▽

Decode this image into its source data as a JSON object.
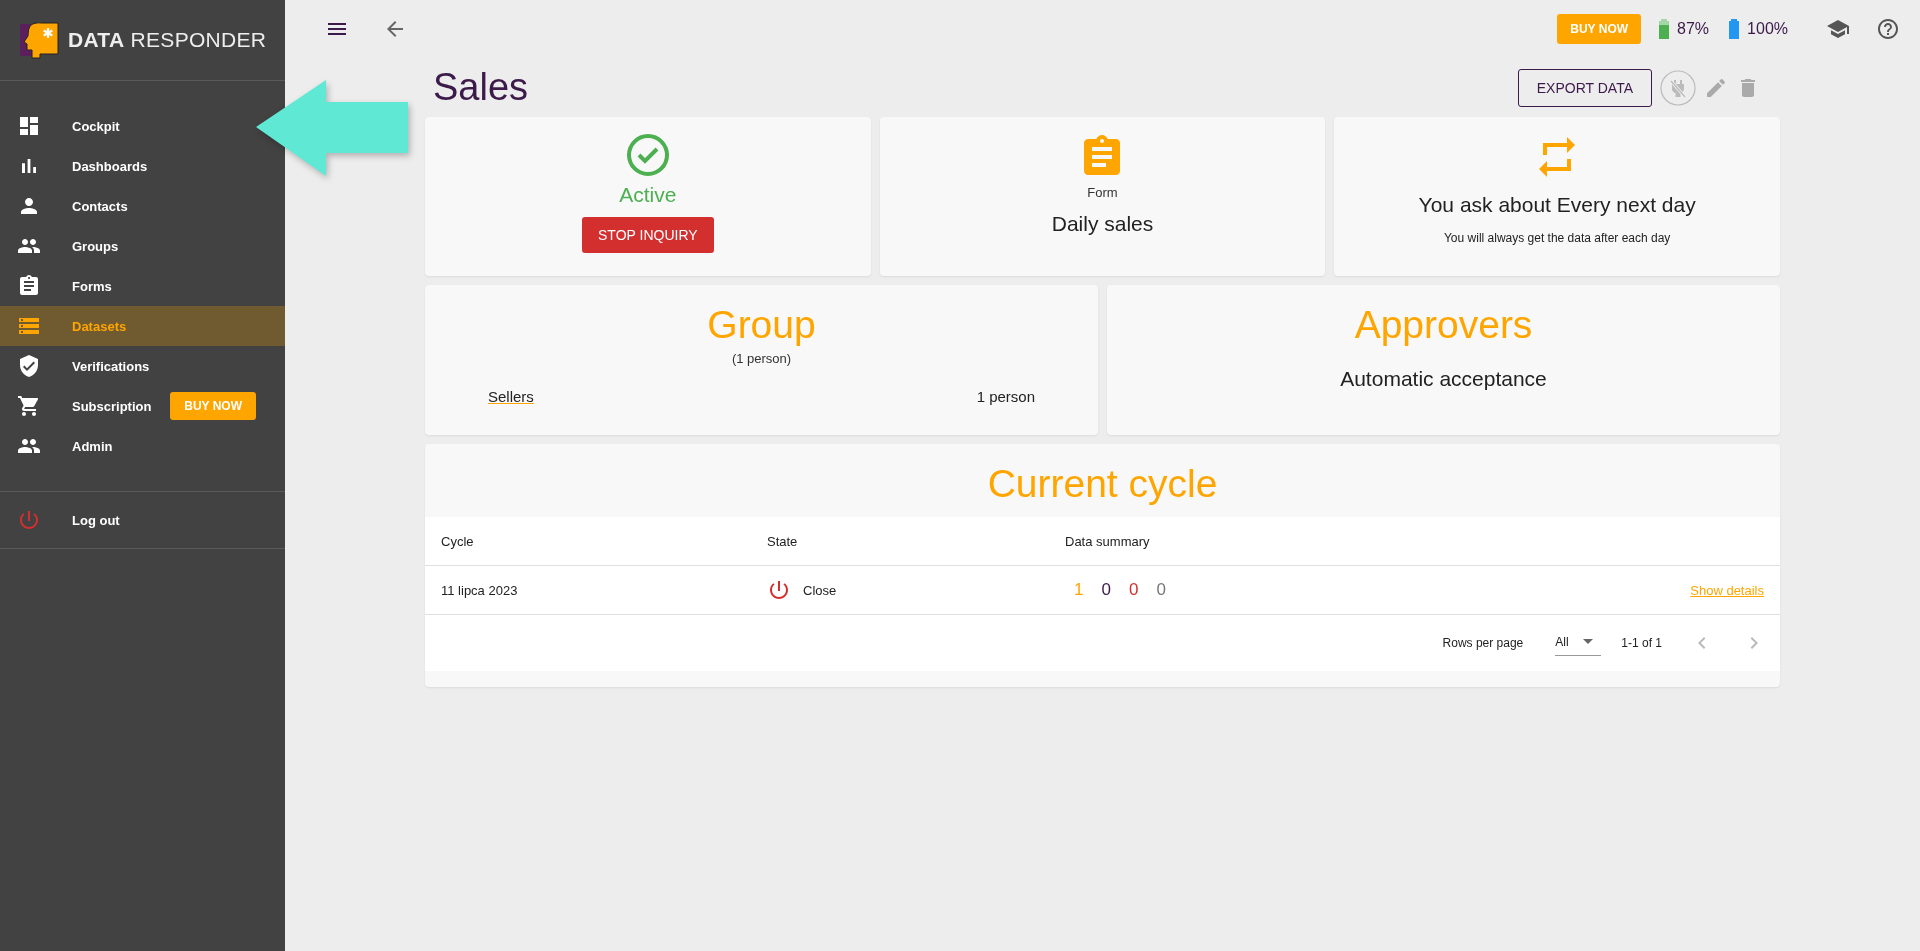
{
  "sidebar": {
    "logo": {
      "word_1": "DATA",
      "word_2": "RESPONDER"
    },
    "items": [
      {
        "label": "Cockpit",
        "selected": false
      },
      {
        "label": "Dashboards",
        "selected": false
      },
      {
        "label": "Contacts",
        "selected": false
      },
      {
        "label": "Groups",
        "selected": false
      },
      {
        "label": "Forms",
        "selected": false
      },
      {
        "label": "Datasets",
        "selected": true
      },
      {
        "label": "Verifications",
        "selected": false
      },
      {
        "label": "Subscription",
        "selected": false,
        "button": "BUY NOW"
      },
      {
        "label": "Admin",
        "selected": false
      }
    ],
    "logout": {
      "label": "Log out"
    }
  },
  "topbar": {
    "buy_button": "BUY NOW",
    "battery_1": "87%",
    "battery_2": "100%"
  },
  "header": {
    "title": "Sales",
    "export_button": "EXPORT DATA"
  },
  "status_card": {
    "status": "Active",
    "stop_button": "STOP INQUIRY"
  },
  "form_card": {
    "label": "Form",
    "name": "Daily sales"
  },
  "schedule_card": {
    "title": "You ask about Every next day",
    "note": "You will always get the data after each day"
  },
  "group_card": {
    "title": "Group",
    "count": "(1 person)",
    "members": [
      {
        "name": "Sellers",
        "count": "1 person"
      }
    ]
  },
  "approvers_card": {
    "title": "Approvers",
    "value": "Automatic acceptance"
  },
  "cycle_table": {
    "title": "Current cycle",
    "columns": [
      "Cycle",
      "State",
      "Data summary"
    ],
    "rows": [
      {
        "cycle": "11 lipca 2023",
        "state": "Close",
        "summary": [
          {
            "value": "1",
            "color": "#ffa500"
          },
          {
            "value": "0",
            "color": "#3c1a4a"
          },
          {
            "value": "0",
            "color": "#d32f2f"
          },
          {
            "value": "0",
            "color": "#777777"
          }
        ],
        "link": "Show details"
      }
    ],
    "footer": {
      "rows_per_page_label": "Rows per page",
      "rows_per_page_value": "All",
      "range": "1-1 of 1"
    }
  }
}
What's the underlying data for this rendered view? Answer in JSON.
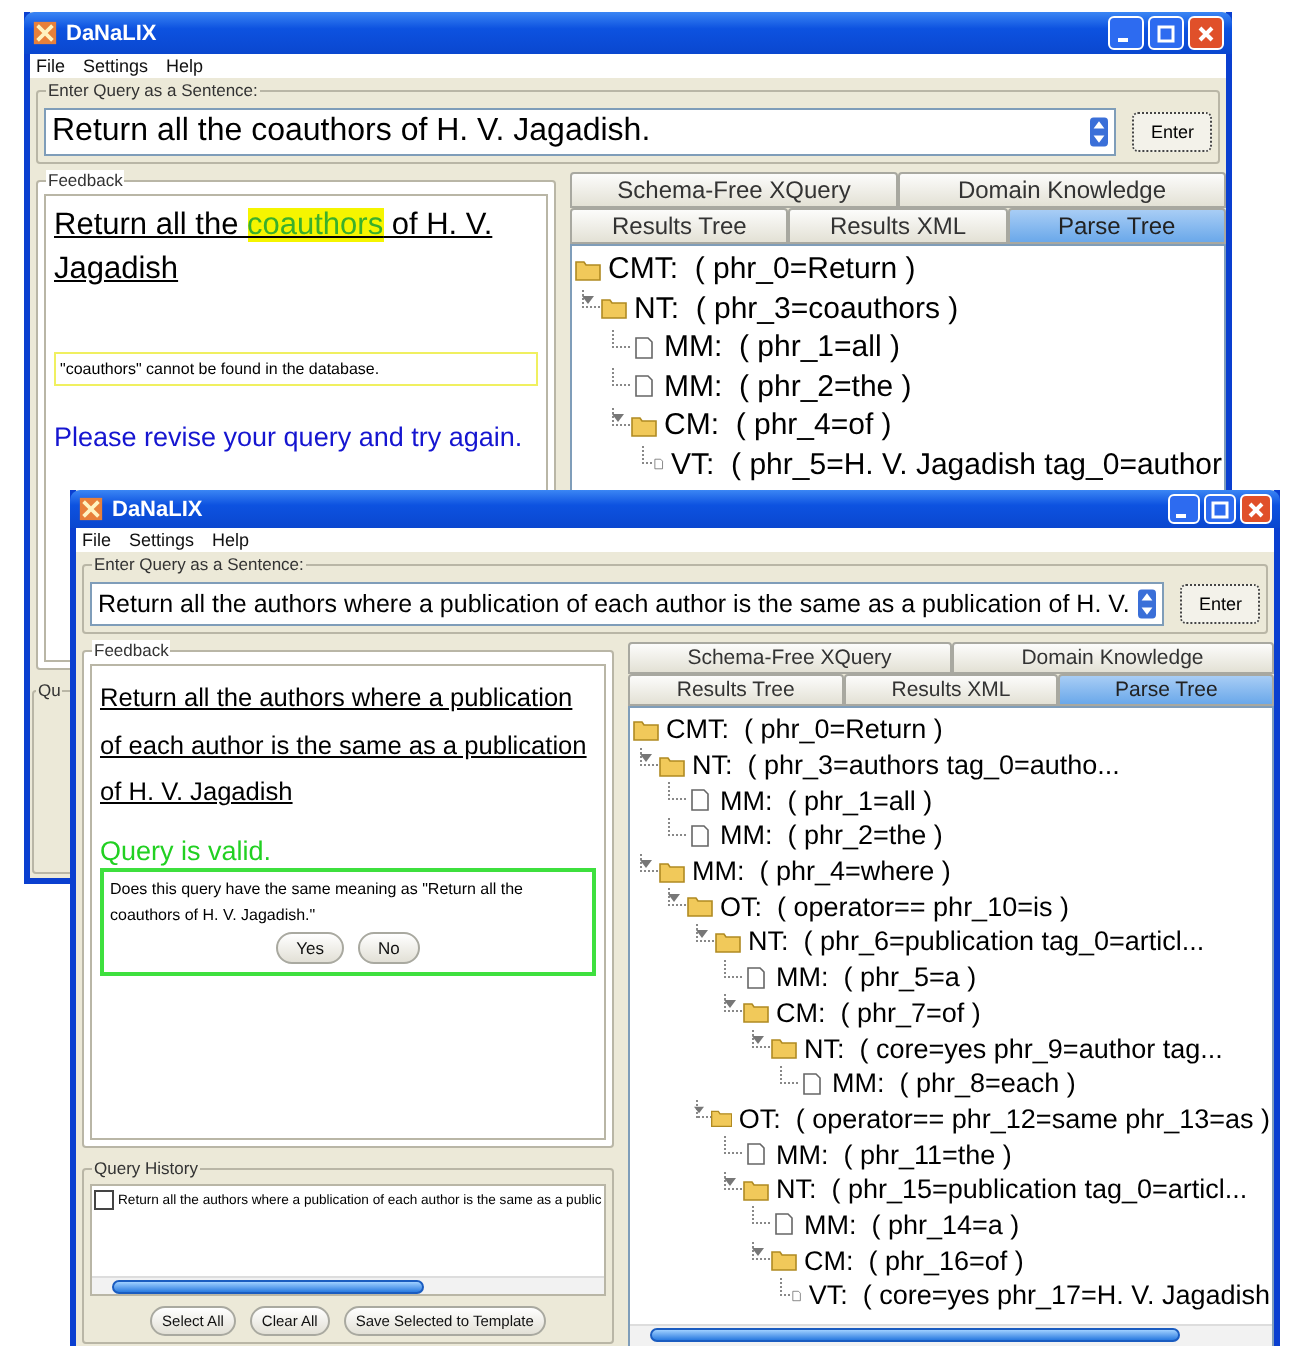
{
  "back_window": {
    "title": "DaNaLIX",
    "menu": [
      "File",
      "Settings",
      "Help"
    ],
    "query_label": "Enter Query as a Sentence:",
    "query": "Return all the coauthors of H. V. Jagadish.",
    "enter_button": "Enter",
    "feedback": {
      "label": "Feedback",
      "sentence": [
        {
          "text": "Return all the ",
          "kind": "plain"
        },
        {
          "text": "coauthors",
          "kind": "highlight"
        },
        {
          "text": " of H. V. Jagadish ",
          "kind": "plain"
        }
      ],
      "note": "\"coauthors\" cannot be found in the database.",
      "status": {
        "text": "Please revise your query and try again.",
        "kind": "error"
      }
    },
    "history_label": "Qu",
    "tabs": [
      [
        {
          "label": "Schema-Free XQuery",
          "selected": false
        },
        {
          "label": "Domain Knowledge",
          "selected": false
        }
      ],
      [
        {
          "label": "Results Tree",
          "selected": false
        },
        {
          "label": "Results XML",
          "selected": false
        },
        {
          "label": "Parse Tree",
          "selected": true
        }
      ]
    ],
    "tree": [
      {
        "label": "CMT:  ( phr_0=Return )",
        "kind": "folder",
        "children": [
          {
            "label": "NT:  ( phr_3=coauthors )",
            "kind": "folder",
            "children": [
              {
                "label": "MM:  ( phr_1=all )",
                "kind": "leaf"
              },
              {
                "label": "MM:  ( phr_2=the )",
                "kind": "leaf"
              },
              {
                "label": "CM:  ( phr_4=of )",
                "kind": "folder",
                "children": [
                  {
                    "label": "VT:  ( phr_5=H. V. Jagadish tag_0=author",
                    "kind": "leaf"
                  }
                ]
              }
            ]
          }
        ]
      }
    ]
  },
  "front_window": {
    "title": "DaNaLIX",
    "menu": [
      "File",
      "Settings",
      "Help"
    ],
    "query_label": "Enter Query as a Sentence:",
    "query": "Return all the authors where a publication of each author is the same as a publication of H. V.",
    "enter_button": "Enter",
    "feedback": {
      "label": "Feedback",
      "sentence": [
        {
          "text": "Return all the authors where a publication of each author is the same as a publication of H. V. Jagadish ",
          "kind": "plain"
        }
      ],
      "status": {
        "text": "Query is valid.",
        "kind": "valid"
      },
      "confirm": {
        "question": "Does this query have the same meaning as \"Return all the coauthors of H. V. Jagadish.\"",
        "buttons": [
          "Yes",
          "No"
        ]
      }
    },
    "history": {
      "label": "Query History",
      "items": [
        {
          "text": "Return all the authors where a publication of each author is the same as a public",
          "checked": false
        }
      ],
      "buttons": [
        "Select All",
        "Clear All",
        "Save Selected to Template"
      ]
    },
    "tabs": [
      [
        {
          "label": "Schema-Free XQuery",
          "selected": false
        },
        {
          "label": "Domain Knowledge",
          "selected": false
        }
      ],
      [
        {
          "label": "Results Tree",
          "selected": false
        },
        {
          "label": "Results XML",
          "selected": false
        },
        {
          "label": "Parse Tree",
          "selected": true
        }
      ]
    ],
    "tree": [
      {
        "label": "CMT:  ( phr_0=Return )",
        "kind": "folder",
        "children": [
          {
            "label": "NT:  ( phr_3=authors tag_0=autho...",
            "kind": "folder",
            "children": [
              {
                "label": "MM:  ( phr_1=all )",
                "kind": "leaf"
              },
              {
                "label": "MM:  ( phr_2=the )",
                "kind": "leaf"
              }
            ]
          },
          {
            "label": "MM:  ( phr_4=where )",
            "kind": "folder",
            "children": [
              {
                "label": "OT:  ( operator== phr_10=is )",
                "kind": "folder",
                "children": [
                  {
                    "label": "NT:  ( phr_6=publication tag_0=articl...",
                    "kind": "folder",
                    "children": [
                      {
                        "label": "MM:  ( phr_5=a )",
                        "kind": "leaf"
                      },
                      {
                        "label": "CM:  ( phr_7=of )",
                        "kind": "folder",
                        "children": [
                          {
                            "label": "NT:  ( core=yes phr_9=author tag...",
                            "kind": "folder",
                            "children": [
                              {
                                "label": "MM:  ( phr_8=each )",
                                "kind": "leaf"
                              }
                            ]
                          }
                        ]
                      }
                    ]
                  },
                  {
                    "label": "OT:  ( operator== phr_12=same phr_13=as )",
                    "kind": "folder",
                    "children": [
                      {
                        "label": "MM:  ( phr_11=the )",
                        "kind": "leaf"
                      },
                      {
                        "label": "NT:  ( phr_15=publication tag_0=articl...",
                        "kind": "folder",
                        "children": [
                          {
                            "label": "MM:  ( phr_14=a )",
                            "kind": "leaf"
                          },
                          {
                            "label": "CM:  ( phr_16=of )",
                            "kind": "folder",
                            "children": [
                              {
                                "label": "VT:  ( core=yes phr_17=H. V. Jagadish",
                                "kind": "leaf"
                              }
                            ]
                          }
                        ]
                      }
                    ]
                  }
                ]
              }
            ]
          }
        ]
      }
    ]
  }
}
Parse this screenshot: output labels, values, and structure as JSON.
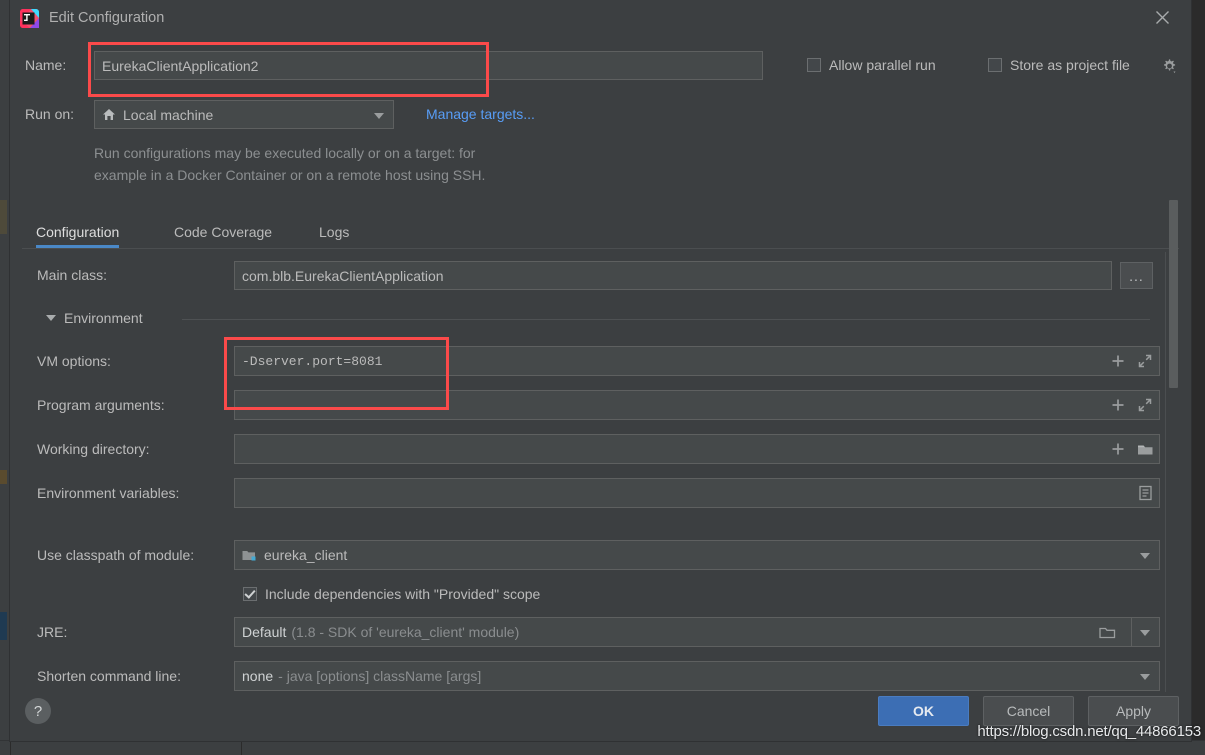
{
  "window": {
    "title": "Edit Configuration",
    "app_icon": "intellij-idea-icon",
    "close_icon": "close-icon"
  },
  "header": {
    "name_label": "Name:",
    "name_value": "EurekaClientApplication2",
    "run_on_label": "Run on:",
    "run_on_value": "Local machine",
    "run_on_icon": "home-icon",
    "manage_targets_link": "Manage targets...",
    "allow_parallel_run_label": "Allow parallel run",
    "allow_parallel_run_checked": false,
    "store_as_project_file_label": "Store as project file",
    "store_as_project_file_checked": false,
    "gear_icon": "gear-icon",
    "hint_line1": "Run configurations may be executed locally or on a target: for",
    "hint_line2": "example in a Docker Container or on a remote host using SSH."
  },
  "tabs": [
    {
      "label": "Configuration",
      "active": true
    },
    {
      "label": "Code Coverage",
      "active": false
    },
    {
      "label": "Logs",
      "active": false
    }
  ],
  "form": {
    "main_class_label": "Main class:",
    "main_class_value": "com.blb.EurekaClientApplication",
    "main_class_browse": "...",
    "environment_section_label": "Environment",
    "vm_options_label": "VM options:",
    "vm_options_value": "-Dserver.port=8081",
    "program_arguments_label": "Program arguments:",
    "program_arguments_value": "",
    "working_directory_label": "Working directory:",
    "working_directory_value": "",
    "environment_variables_label": "Environment variables:",
    "environment_variables_value": "",
    "use_classpath_label": "Use classpath of module:",
    "use_classpath_value": "eureka_client",
    "include_dependencies_label": "Include dependencies with \"Provided\" scope",
    "include_dependencies_checked": true,
    "jre_label": "JRE:",
    "jre_value_strong": "Default",
    "jre_value_dim": "(1.8 - SDK of 'eureka_client' module)",
    "shorten_label": "Shorten command line:",
    "shorten_value_strong": "none",
    "shorten_value_dim": "- java [options] className [args]"
  },
  "footer": {
    "help_label": "?",
    "ok_label": "OK",
    "cancel_label": "Cancel",
    "apply_label": "Apply"
  },
  "watermark": "https://blog.csdn.net/qq_44866153",
  "annotations": [
    {
      "name": "name-field-highlight"
    },
    {
      "name": "vm-options-highlight"
    }
  ],
  "colors": {
    "dialog_background": "#3c3f41",
    "ide_background": "#2b2b2b",
    "accent_blue": "#4a88c7",
    "link_blue": "#589df6",
    "primary_button": "#3c6eb4",
    "annotation_red": "#fb4a4a",
    "field_background": "#45494a"
  }
}
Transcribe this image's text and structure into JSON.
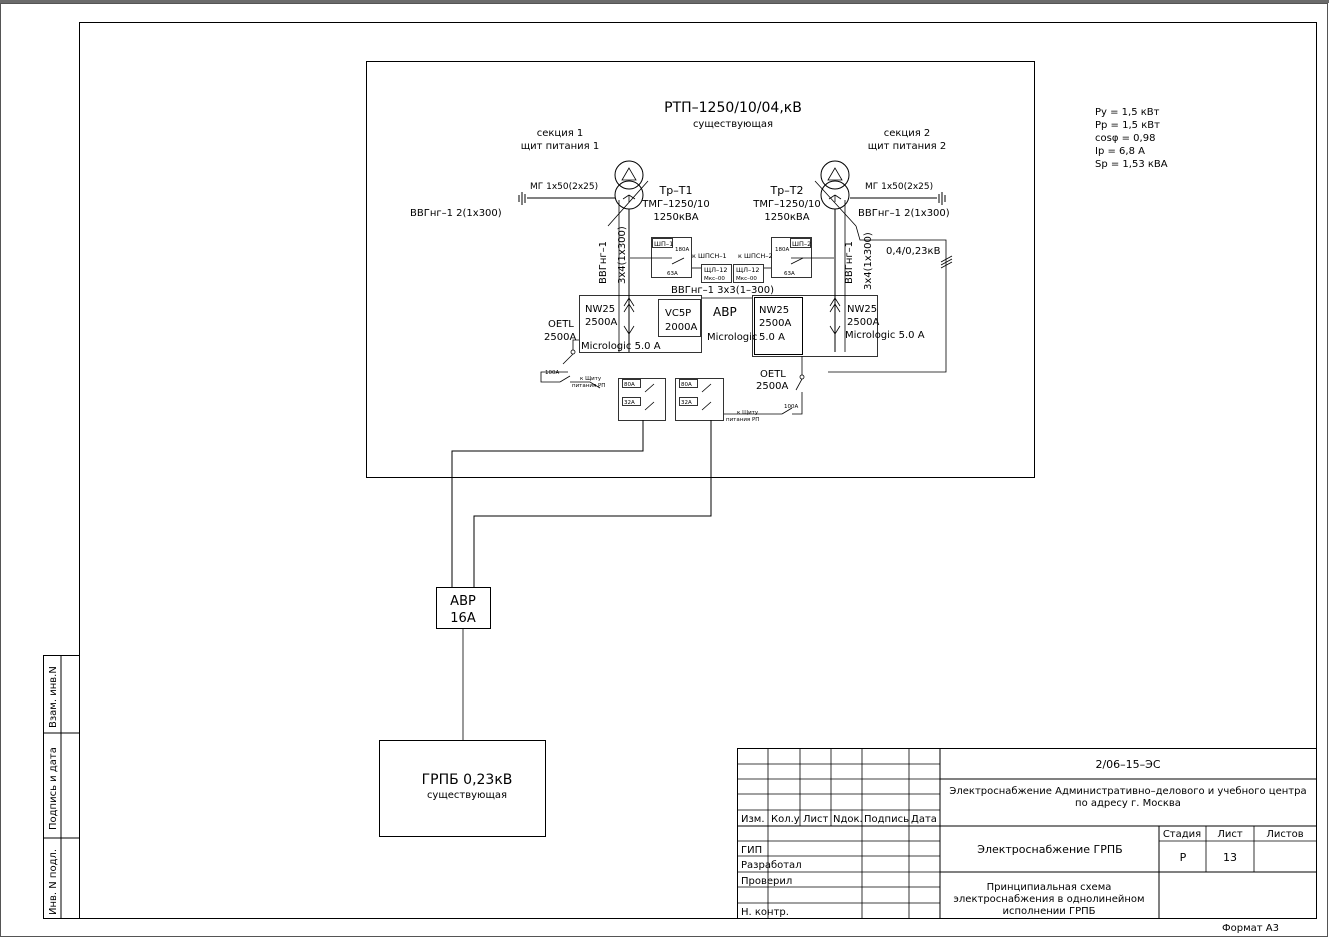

△

In the data above, how many lines contain the string "note"? Answer with the number only.

= Result for this exercise =
2